- REQUEST -
From the entries below, copy every line where the string "Force" appears.

Rows from a figure dataset
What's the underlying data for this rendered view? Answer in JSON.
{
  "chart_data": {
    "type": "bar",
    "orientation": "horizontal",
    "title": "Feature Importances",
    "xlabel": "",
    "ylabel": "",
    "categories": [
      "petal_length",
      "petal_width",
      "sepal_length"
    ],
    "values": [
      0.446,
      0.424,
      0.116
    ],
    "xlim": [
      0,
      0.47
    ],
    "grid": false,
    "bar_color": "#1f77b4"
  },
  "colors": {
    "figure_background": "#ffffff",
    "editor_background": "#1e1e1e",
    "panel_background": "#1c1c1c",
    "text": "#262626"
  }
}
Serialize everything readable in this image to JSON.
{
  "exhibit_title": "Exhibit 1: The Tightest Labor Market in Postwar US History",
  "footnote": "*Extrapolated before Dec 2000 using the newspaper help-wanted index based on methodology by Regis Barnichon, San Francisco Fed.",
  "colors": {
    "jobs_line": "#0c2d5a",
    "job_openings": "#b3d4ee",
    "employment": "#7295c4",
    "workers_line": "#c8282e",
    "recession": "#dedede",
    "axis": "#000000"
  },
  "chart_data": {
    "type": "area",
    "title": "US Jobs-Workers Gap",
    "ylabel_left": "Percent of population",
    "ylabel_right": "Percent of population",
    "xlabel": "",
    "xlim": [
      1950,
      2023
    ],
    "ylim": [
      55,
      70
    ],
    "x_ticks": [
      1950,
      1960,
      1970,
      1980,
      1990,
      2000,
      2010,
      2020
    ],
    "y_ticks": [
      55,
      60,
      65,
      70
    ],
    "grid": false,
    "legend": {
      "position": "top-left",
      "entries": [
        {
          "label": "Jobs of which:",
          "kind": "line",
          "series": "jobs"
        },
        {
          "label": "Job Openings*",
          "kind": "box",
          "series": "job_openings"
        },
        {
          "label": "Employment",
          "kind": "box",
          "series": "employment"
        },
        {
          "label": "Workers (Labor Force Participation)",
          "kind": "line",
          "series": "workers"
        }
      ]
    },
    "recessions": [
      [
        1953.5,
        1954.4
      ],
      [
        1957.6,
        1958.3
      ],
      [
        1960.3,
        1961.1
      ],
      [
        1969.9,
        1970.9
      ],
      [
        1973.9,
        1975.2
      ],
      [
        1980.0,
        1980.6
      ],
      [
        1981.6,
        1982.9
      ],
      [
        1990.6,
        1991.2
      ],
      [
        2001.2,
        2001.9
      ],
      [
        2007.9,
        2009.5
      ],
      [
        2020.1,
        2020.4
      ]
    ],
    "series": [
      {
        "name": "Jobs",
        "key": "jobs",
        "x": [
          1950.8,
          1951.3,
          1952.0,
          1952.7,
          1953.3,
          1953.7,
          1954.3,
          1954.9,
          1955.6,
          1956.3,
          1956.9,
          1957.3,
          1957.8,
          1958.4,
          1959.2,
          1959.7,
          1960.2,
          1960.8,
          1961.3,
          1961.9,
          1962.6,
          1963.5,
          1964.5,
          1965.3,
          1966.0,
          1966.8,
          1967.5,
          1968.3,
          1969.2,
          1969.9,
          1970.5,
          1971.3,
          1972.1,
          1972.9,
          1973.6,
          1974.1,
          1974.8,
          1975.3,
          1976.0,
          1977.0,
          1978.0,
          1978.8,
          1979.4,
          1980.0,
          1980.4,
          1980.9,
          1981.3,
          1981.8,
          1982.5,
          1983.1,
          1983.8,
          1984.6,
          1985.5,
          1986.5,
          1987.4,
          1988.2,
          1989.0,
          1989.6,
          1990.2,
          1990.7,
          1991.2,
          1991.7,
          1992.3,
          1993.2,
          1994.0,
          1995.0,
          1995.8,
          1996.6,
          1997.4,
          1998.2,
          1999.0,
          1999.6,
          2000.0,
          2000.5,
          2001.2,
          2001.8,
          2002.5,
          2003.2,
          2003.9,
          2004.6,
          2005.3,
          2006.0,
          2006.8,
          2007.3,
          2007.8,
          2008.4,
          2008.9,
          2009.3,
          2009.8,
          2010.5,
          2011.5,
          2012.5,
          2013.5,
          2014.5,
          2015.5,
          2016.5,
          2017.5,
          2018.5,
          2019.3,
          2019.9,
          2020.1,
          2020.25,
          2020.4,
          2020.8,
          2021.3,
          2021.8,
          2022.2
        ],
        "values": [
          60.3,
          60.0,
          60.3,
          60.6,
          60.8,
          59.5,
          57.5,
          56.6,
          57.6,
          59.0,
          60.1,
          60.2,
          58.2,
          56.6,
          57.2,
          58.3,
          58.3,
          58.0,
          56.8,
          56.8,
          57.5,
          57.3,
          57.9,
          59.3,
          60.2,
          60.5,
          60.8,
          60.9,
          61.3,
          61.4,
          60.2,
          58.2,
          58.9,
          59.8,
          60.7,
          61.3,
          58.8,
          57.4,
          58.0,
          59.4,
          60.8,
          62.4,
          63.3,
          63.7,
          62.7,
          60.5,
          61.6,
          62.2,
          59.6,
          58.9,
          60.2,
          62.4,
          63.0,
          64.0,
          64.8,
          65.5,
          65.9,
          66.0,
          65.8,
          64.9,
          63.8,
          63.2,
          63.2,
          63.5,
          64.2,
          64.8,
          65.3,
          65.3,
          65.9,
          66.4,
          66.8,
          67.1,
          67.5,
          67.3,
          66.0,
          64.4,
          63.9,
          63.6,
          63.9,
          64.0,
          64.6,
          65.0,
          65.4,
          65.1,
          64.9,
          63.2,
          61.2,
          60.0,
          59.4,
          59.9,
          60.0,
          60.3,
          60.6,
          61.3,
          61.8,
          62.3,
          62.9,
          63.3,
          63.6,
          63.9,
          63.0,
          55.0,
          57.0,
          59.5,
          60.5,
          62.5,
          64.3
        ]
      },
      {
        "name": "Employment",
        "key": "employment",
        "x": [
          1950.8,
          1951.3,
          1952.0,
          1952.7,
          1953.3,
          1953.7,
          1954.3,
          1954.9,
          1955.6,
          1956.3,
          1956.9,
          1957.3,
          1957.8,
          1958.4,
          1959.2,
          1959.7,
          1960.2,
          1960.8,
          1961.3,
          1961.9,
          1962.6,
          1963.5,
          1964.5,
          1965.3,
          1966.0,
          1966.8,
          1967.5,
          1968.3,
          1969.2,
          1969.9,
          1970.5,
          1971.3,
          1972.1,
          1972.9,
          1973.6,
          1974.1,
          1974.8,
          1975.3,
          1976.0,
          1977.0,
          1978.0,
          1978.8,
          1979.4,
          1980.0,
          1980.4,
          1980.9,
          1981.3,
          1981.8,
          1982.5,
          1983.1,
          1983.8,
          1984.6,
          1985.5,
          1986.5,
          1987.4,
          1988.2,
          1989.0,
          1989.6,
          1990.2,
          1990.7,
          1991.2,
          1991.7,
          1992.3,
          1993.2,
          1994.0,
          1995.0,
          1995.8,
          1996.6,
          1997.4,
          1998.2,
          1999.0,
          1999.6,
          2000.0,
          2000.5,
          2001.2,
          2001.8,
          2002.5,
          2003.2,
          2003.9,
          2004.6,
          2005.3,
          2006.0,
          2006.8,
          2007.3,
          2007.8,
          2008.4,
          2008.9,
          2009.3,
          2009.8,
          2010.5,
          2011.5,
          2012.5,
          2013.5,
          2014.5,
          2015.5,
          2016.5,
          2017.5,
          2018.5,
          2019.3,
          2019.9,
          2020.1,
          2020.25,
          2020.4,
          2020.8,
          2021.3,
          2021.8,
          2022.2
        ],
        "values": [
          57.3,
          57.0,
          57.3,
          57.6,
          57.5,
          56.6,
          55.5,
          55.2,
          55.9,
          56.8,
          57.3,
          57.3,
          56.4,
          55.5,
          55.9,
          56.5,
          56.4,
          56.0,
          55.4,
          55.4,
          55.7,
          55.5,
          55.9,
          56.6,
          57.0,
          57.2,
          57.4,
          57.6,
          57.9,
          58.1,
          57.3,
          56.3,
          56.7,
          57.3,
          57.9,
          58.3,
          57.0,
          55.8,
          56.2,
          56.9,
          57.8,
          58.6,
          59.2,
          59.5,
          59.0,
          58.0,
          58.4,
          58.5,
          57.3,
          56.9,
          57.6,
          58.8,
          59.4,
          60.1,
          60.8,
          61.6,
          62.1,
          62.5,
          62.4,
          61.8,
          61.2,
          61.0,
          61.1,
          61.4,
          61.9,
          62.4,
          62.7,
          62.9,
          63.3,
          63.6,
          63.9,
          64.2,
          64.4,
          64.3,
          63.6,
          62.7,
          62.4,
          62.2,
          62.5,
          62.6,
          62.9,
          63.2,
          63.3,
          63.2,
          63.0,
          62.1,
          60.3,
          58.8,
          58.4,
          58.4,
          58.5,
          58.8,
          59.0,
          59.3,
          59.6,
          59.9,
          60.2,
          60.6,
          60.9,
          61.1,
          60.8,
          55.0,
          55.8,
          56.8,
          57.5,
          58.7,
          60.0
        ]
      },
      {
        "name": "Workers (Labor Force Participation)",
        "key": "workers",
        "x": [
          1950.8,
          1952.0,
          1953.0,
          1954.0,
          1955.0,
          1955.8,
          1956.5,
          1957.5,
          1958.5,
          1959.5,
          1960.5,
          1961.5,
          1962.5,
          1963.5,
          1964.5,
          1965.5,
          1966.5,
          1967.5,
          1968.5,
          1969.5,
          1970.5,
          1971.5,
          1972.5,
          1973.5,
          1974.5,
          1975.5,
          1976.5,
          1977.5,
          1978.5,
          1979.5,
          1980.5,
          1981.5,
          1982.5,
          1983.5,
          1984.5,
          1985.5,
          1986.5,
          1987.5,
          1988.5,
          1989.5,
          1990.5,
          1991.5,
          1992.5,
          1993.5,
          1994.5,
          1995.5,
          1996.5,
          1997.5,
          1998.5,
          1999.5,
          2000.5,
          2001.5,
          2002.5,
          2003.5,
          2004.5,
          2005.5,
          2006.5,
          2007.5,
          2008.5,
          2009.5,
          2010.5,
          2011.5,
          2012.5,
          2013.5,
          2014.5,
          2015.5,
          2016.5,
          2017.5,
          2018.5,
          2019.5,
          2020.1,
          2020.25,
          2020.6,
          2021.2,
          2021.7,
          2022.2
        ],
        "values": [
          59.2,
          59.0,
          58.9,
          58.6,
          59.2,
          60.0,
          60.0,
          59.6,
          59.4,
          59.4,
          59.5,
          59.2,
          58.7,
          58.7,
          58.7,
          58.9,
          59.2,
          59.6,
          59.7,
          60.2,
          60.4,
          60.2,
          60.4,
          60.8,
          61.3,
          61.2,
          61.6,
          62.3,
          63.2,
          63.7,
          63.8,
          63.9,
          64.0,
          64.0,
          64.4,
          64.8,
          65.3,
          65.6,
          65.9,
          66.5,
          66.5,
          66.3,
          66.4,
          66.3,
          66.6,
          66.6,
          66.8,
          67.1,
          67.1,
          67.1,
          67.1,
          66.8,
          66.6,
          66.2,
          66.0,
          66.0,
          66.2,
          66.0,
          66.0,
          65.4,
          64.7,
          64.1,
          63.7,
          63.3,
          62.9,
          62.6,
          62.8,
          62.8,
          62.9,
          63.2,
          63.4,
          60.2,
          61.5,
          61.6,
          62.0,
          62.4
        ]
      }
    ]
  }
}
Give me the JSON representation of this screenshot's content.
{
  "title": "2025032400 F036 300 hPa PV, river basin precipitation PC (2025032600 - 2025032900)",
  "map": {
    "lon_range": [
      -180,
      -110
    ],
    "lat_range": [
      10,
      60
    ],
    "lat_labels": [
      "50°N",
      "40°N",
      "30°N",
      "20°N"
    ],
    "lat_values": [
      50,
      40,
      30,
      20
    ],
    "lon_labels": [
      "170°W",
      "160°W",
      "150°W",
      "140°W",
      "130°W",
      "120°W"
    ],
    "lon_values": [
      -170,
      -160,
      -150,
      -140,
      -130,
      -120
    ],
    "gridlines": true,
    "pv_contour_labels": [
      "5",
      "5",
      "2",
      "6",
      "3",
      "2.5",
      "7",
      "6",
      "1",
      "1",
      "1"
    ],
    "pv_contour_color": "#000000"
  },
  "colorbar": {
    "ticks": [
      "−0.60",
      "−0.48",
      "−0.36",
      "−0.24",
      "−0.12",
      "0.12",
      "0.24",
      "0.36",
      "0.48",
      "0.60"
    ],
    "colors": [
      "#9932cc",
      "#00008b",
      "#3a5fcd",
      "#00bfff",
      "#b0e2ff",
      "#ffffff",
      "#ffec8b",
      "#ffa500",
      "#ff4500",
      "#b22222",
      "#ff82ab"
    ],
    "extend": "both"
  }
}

- FULL ANSWER -
          "label": "Workers (Labor Force Participation)",
        "name": "Workers (Labor Force Participation)",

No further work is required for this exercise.